Copy word for word the part of the entries that runs from the very start up to and including the line containing "variables-title-line1: Variables &: [104, 83, 323, 127]".

-------- SUPPLIED MATERIAL

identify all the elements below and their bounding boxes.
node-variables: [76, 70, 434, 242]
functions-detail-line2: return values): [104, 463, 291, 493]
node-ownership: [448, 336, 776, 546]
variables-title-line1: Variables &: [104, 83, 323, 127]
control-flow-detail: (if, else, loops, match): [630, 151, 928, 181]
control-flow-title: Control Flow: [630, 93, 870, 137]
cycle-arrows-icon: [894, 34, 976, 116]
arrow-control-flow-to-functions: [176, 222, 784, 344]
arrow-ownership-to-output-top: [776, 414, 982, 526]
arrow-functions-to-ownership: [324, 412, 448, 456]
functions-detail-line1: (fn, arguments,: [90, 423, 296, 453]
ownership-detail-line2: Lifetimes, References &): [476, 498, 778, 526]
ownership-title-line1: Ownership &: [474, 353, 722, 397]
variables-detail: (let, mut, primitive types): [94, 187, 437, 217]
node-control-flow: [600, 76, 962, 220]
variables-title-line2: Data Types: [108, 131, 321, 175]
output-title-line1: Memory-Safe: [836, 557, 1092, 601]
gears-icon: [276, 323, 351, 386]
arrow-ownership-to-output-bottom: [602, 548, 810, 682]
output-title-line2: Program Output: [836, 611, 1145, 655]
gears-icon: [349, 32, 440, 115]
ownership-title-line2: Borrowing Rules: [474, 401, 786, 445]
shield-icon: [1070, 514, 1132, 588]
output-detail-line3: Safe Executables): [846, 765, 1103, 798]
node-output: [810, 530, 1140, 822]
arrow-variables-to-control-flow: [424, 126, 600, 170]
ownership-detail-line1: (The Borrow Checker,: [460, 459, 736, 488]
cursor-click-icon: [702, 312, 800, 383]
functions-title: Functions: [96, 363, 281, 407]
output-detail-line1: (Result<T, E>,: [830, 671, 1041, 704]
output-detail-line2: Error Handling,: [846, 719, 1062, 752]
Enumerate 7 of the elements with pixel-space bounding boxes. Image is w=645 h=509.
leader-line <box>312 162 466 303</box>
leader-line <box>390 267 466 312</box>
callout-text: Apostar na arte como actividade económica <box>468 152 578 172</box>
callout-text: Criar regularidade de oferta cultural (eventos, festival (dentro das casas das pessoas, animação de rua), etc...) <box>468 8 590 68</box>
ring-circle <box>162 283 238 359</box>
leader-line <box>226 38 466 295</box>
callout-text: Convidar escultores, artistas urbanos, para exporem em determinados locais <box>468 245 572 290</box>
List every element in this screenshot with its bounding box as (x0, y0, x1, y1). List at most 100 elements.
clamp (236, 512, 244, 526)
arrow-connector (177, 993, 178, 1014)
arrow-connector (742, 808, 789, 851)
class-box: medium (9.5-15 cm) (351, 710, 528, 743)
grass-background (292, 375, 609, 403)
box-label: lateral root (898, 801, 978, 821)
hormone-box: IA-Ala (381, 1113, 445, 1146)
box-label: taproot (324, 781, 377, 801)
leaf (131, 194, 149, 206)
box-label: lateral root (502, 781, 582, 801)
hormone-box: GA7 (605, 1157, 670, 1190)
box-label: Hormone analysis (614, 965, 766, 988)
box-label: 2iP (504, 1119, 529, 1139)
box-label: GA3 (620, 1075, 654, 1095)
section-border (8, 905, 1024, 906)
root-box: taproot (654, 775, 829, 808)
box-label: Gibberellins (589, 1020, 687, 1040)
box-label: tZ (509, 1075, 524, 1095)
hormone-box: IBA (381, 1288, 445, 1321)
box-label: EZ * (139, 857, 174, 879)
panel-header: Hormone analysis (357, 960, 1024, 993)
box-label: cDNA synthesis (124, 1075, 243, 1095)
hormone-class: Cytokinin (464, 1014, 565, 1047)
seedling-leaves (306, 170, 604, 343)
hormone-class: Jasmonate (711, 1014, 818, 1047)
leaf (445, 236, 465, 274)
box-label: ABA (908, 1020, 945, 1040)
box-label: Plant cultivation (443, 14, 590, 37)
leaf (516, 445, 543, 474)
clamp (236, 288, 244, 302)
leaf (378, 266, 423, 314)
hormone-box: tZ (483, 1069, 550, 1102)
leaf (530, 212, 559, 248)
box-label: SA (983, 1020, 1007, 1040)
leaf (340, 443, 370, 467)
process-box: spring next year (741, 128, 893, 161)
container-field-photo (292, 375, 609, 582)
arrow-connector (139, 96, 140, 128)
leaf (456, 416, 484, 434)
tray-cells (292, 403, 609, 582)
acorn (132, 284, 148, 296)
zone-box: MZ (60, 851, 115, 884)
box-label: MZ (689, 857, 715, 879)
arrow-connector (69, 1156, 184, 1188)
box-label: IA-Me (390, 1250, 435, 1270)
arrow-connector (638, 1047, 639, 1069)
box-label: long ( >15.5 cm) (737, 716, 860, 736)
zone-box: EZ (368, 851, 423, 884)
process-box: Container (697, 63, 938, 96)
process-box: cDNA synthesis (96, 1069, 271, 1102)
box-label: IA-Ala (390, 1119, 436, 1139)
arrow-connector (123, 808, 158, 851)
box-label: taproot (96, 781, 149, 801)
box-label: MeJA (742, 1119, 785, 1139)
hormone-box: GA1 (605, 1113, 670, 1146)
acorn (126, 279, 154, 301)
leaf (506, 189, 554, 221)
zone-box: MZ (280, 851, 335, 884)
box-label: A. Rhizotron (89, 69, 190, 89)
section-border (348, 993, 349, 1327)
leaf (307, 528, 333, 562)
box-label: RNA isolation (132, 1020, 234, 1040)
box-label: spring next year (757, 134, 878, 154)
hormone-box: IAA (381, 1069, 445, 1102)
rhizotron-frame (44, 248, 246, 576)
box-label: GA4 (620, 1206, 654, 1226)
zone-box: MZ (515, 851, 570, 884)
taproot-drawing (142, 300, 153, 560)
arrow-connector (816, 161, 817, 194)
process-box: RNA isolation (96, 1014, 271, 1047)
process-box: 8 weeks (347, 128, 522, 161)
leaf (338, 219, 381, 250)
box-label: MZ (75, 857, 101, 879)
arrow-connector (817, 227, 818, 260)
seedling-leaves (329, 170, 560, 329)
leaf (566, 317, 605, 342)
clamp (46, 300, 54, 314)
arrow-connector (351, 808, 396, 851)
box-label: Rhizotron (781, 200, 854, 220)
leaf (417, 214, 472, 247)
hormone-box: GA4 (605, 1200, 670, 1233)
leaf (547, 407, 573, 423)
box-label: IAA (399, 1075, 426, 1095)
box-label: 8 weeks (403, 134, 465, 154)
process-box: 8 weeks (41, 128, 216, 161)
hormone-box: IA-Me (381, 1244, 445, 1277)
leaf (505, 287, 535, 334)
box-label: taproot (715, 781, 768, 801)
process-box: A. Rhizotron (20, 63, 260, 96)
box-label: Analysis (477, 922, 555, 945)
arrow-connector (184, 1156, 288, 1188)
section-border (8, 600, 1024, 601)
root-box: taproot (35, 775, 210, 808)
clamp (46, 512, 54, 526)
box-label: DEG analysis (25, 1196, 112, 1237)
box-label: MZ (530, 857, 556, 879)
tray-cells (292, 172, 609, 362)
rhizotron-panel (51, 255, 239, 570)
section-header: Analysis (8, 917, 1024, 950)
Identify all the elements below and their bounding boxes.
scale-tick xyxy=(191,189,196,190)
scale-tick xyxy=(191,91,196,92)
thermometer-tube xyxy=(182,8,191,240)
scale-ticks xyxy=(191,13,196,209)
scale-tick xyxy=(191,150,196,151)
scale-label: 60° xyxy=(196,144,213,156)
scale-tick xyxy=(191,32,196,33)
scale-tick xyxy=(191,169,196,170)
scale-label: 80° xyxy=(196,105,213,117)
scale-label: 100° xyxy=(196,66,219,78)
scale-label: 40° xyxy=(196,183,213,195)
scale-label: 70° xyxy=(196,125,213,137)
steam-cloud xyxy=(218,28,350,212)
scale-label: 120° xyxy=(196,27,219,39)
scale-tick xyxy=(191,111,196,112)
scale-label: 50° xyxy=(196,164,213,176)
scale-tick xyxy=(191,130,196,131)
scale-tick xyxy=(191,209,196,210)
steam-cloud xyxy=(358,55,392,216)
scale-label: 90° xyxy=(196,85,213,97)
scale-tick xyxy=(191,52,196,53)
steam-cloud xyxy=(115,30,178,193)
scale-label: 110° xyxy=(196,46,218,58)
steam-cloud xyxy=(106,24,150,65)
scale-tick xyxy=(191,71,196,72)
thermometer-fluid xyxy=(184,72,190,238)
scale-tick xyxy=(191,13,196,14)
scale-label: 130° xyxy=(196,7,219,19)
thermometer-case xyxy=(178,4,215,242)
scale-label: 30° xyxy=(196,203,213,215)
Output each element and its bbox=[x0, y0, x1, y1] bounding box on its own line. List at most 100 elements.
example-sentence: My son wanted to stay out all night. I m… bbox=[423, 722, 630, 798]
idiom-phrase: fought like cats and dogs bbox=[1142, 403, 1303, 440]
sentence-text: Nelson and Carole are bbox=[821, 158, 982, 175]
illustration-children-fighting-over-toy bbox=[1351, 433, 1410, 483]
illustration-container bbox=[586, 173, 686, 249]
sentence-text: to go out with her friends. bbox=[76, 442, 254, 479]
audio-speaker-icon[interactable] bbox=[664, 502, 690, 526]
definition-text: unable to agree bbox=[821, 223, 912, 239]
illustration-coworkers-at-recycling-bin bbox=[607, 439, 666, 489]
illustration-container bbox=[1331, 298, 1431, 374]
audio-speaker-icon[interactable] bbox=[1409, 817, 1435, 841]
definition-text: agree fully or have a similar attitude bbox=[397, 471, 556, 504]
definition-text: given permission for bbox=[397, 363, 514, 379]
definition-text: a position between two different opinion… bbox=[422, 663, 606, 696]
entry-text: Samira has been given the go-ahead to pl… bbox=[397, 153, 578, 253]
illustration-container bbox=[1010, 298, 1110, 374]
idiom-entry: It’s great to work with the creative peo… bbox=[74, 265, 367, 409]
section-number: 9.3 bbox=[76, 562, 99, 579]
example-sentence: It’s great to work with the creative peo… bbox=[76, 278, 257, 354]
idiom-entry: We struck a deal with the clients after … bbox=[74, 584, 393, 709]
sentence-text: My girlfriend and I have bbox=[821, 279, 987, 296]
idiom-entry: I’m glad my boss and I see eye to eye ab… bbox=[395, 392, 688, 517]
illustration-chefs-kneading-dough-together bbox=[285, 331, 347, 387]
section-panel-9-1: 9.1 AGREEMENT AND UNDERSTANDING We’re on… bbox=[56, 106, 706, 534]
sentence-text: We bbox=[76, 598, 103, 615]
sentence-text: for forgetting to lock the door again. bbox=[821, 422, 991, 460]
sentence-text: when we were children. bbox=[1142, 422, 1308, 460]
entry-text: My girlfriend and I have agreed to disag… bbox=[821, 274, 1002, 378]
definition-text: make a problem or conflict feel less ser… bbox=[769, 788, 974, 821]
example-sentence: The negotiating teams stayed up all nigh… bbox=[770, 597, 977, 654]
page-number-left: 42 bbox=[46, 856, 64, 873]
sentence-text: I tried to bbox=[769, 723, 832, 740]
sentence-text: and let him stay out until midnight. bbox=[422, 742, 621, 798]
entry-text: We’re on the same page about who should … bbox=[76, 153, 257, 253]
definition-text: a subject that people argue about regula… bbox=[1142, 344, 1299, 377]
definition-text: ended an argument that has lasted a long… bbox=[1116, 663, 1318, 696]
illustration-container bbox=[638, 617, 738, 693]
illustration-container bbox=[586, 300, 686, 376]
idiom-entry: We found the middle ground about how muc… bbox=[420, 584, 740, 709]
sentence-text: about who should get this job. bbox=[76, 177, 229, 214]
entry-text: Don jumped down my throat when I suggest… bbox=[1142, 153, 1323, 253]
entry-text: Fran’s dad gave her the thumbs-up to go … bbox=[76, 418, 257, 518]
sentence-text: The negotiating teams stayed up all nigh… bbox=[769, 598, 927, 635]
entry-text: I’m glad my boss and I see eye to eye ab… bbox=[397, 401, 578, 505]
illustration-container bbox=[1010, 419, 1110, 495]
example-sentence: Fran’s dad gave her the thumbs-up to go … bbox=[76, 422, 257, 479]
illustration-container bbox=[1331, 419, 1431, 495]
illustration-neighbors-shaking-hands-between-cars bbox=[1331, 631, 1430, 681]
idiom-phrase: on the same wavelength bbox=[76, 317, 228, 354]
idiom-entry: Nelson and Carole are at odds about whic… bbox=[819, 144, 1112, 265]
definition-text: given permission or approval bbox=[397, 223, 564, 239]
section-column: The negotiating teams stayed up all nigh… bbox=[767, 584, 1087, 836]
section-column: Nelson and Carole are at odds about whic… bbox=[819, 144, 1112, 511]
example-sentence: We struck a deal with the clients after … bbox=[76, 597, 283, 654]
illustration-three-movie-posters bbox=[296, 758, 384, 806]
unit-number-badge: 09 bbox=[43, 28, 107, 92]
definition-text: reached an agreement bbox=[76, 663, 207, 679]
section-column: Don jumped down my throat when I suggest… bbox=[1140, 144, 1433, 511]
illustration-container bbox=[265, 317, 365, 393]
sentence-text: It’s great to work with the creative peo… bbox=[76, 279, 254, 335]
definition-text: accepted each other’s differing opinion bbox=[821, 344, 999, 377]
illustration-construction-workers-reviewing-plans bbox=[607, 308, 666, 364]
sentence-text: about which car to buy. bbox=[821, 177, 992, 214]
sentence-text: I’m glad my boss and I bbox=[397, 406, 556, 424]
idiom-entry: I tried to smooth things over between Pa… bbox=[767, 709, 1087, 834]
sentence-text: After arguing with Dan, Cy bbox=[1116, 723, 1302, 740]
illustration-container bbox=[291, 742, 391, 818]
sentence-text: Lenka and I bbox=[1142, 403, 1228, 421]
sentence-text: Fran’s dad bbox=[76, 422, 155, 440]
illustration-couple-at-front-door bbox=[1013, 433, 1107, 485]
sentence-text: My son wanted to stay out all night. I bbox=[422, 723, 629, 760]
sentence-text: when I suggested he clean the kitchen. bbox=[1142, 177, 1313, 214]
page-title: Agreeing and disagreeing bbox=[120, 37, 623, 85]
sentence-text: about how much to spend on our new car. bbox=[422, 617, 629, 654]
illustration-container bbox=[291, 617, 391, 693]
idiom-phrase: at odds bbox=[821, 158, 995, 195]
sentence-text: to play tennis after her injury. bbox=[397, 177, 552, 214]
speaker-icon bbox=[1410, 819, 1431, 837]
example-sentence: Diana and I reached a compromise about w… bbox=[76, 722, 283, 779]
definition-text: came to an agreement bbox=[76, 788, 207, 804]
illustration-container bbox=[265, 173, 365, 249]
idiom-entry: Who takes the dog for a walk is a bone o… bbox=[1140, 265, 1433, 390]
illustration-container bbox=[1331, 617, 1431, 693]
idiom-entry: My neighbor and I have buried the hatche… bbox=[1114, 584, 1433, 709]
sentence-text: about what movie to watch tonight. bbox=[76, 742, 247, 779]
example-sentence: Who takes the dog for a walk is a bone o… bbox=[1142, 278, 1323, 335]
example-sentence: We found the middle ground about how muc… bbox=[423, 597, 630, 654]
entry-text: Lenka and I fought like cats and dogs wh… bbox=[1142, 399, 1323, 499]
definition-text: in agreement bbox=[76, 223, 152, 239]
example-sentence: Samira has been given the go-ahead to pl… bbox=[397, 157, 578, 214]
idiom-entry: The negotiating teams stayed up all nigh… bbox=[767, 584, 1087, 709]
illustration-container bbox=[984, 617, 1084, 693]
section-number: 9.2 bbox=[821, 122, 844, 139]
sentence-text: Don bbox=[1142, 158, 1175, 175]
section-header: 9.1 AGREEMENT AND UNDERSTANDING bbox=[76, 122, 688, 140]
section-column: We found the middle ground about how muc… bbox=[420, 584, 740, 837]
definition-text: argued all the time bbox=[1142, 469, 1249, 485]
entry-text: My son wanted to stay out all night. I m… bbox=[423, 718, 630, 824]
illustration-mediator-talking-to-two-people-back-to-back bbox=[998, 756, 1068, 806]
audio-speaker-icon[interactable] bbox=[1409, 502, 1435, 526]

----------------

*FINAL ANSWER*
identify all the elements below and their bounding boxes.
node-variables: [76, 70, 434, 242]
functions-detail-line2: return values): [104, 463, 291, 493]
node-ownership: [448, 336, 776, 546]
variables-title-line1: Variables &: [104, 83, 323, 127]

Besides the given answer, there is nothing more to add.